▶ **Request**
Copy, from the entries below, each line where the word "speed" can be found.
================
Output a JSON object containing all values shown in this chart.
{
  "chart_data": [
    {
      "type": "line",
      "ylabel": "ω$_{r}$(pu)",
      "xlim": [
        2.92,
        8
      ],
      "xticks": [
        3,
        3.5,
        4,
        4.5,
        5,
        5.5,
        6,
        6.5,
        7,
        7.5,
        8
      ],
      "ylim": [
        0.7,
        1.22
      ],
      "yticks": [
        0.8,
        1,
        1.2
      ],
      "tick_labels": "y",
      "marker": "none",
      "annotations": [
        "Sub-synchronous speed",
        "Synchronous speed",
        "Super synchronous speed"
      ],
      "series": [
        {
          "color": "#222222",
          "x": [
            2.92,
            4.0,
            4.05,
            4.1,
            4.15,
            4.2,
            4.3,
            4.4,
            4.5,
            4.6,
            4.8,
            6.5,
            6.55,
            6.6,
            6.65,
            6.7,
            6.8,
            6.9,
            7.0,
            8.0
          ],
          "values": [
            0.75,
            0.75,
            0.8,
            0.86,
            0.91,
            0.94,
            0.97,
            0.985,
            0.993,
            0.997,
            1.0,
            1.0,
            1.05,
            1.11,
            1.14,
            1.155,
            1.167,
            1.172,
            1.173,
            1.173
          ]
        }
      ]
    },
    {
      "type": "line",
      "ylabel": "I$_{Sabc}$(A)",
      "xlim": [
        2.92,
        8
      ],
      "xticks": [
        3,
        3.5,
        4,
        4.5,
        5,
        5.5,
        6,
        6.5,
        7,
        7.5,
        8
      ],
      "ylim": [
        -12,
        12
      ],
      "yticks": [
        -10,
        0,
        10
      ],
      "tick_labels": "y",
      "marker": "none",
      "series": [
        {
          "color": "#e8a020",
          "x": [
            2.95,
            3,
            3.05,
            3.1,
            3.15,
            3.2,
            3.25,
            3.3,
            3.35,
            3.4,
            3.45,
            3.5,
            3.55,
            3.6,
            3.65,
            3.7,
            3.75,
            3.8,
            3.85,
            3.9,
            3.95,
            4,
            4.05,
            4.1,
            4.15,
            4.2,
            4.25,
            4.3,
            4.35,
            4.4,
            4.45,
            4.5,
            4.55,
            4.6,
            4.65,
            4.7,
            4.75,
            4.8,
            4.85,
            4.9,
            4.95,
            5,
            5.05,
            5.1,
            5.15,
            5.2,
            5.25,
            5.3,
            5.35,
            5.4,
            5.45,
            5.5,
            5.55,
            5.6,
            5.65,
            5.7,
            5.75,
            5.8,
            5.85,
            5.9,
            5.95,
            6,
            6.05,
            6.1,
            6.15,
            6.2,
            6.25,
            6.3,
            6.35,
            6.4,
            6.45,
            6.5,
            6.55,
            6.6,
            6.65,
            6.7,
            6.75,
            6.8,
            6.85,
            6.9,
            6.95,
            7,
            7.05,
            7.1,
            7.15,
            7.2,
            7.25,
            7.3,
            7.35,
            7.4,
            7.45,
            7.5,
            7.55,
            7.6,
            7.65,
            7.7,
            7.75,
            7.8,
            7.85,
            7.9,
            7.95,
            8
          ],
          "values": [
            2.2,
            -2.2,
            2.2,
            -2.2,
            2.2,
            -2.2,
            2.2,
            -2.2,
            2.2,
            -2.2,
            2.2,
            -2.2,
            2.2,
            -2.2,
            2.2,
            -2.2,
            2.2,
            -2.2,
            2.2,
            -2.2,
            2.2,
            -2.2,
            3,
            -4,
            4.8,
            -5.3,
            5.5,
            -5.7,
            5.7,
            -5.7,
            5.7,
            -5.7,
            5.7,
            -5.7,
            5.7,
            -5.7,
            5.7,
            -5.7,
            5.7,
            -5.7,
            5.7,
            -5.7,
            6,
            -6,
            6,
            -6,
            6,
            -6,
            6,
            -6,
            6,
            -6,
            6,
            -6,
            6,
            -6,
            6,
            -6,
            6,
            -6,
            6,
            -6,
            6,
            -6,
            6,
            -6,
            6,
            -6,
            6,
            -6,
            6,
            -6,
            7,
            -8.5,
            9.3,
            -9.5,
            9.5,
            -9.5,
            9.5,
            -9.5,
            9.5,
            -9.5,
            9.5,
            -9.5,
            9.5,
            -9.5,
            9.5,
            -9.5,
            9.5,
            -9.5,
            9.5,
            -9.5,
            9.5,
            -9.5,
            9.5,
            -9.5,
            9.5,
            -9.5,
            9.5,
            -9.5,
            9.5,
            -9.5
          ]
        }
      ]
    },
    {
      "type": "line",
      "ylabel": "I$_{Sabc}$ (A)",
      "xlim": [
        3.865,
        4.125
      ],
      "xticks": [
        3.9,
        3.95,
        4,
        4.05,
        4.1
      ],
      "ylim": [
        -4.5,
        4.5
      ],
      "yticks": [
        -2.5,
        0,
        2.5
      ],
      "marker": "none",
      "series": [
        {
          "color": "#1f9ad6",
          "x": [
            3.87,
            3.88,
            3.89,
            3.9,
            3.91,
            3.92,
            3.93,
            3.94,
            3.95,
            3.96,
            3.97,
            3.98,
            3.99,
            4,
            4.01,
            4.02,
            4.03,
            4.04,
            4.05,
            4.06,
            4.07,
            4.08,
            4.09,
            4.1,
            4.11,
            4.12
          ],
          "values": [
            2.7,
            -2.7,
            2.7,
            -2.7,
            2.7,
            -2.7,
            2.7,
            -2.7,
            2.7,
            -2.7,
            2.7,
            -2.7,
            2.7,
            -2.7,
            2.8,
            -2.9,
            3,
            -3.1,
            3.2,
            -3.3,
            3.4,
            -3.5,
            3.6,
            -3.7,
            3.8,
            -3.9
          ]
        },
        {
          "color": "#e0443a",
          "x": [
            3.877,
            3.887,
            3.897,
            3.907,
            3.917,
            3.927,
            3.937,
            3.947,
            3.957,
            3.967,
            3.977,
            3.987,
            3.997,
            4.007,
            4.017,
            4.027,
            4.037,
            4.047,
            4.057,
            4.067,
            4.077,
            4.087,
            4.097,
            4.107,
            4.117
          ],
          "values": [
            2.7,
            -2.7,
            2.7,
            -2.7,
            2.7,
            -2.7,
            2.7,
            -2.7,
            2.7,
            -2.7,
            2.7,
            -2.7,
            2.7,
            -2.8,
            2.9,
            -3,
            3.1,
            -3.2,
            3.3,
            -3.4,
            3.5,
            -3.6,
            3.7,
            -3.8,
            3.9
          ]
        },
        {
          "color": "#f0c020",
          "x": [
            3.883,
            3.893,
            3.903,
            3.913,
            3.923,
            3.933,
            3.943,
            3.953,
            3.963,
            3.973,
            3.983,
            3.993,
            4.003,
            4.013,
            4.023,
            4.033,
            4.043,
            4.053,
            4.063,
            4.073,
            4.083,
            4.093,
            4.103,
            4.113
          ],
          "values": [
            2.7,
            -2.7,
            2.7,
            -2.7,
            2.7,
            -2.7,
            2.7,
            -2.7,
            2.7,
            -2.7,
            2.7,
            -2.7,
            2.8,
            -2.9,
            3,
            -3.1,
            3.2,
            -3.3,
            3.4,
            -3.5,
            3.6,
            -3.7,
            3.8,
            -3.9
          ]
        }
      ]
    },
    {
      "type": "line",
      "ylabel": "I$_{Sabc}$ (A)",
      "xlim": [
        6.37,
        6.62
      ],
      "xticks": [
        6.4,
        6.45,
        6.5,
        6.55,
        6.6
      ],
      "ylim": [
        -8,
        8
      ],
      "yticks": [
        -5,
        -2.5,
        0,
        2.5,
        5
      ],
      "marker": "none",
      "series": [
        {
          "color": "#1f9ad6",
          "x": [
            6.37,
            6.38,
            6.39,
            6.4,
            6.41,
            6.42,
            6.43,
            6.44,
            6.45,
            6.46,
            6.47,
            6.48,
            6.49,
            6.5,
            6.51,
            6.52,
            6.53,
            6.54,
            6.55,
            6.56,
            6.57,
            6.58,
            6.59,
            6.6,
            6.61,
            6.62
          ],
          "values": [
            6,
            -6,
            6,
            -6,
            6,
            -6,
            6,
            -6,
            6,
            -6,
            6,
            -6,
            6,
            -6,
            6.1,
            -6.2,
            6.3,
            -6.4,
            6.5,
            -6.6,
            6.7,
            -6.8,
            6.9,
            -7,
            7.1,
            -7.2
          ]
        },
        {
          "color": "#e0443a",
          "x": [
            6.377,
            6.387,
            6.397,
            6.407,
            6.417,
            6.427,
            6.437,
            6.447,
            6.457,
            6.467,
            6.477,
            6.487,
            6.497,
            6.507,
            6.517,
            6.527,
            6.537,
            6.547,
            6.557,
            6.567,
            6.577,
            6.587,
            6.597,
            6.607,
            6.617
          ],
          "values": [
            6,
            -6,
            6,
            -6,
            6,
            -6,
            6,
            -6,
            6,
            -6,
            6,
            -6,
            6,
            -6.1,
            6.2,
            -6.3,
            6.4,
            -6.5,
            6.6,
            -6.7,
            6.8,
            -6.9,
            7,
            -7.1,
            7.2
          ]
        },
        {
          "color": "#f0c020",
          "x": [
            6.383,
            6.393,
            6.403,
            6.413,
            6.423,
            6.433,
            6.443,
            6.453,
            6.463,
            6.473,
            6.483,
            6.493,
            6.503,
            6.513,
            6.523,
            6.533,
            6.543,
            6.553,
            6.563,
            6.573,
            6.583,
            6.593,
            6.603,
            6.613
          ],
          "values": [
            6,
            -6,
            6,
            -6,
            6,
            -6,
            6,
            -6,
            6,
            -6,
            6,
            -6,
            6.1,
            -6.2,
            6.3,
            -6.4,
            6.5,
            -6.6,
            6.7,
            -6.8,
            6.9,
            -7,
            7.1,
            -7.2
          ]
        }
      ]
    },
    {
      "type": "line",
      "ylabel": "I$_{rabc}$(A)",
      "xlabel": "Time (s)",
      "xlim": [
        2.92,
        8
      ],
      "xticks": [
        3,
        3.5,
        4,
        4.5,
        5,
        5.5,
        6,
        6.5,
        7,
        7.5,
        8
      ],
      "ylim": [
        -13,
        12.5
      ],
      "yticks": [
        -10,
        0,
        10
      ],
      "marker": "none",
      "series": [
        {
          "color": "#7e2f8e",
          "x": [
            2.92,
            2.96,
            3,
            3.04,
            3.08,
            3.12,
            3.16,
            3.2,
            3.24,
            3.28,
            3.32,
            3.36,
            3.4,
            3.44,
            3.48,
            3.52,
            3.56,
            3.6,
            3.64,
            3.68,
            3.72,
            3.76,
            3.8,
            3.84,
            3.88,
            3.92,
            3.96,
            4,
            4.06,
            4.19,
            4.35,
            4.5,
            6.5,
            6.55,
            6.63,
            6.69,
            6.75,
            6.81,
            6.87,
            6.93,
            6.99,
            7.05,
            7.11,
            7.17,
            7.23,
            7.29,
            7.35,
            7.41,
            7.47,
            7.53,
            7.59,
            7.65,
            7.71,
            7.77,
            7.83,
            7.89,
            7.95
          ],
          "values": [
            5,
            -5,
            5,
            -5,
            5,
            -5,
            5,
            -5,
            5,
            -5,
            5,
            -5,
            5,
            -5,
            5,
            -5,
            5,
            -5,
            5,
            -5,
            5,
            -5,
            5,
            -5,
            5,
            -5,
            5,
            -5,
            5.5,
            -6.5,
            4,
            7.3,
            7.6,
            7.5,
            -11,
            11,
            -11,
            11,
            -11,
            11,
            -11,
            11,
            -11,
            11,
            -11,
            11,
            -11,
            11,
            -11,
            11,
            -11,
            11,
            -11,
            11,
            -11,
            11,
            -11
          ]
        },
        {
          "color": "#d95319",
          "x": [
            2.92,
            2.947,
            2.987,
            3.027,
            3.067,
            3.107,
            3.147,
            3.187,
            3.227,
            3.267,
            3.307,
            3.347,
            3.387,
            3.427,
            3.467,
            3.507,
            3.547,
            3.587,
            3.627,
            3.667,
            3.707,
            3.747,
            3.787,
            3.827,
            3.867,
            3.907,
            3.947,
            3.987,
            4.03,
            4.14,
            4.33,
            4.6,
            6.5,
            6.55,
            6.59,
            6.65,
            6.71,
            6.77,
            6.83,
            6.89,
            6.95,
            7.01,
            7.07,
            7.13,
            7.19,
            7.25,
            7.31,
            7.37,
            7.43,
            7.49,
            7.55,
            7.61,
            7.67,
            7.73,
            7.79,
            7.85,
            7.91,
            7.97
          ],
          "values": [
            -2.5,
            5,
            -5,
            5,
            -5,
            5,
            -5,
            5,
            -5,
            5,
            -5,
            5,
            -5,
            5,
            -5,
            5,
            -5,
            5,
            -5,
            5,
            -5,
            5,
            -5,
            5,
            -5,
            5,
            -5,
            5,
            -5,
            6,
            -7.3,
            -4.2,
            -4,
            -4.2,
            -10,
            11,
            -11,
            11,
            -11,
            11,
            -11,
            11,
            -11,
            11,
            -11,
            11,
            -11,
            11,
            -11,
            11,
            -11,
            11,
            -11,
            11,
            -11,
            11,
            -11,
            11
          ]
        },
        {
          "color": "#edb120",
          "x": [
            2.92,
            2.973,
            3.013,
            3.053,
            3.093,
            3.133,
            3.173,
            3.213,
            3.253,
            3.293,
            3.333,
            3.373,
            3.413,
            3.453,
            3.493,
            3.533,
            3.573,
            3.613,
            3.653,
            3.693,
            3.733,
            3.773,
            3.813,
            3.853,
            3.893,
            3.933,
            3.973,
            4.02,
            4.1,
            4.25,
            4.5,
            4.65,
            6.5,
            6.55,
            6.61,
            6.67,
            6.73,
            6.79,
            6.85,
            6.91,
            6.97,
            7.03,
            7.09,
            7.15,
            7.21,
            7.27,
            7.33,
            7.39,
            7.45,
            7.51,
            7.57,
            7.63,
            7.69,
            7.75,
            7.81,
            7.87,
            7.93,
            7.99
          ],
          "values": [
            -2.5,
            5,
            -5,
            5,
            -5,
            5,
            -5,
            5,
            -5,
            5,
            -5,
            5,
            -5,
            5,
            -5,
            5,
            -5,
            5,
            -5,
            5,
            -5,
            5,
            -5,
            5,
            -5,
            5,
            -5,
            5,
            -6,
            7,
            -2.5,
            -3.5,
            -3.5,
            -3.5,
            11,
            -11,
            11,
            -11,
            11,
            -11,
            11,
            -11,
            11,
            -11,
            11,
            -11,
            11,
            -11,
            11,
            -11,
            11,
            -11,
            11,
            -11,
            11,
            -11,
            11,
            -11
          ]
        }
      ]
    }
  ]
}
================
▶ **Expected output**
        "Sub-synchronous speed",
        "Synchronous speed",
        "Super synchronous speed"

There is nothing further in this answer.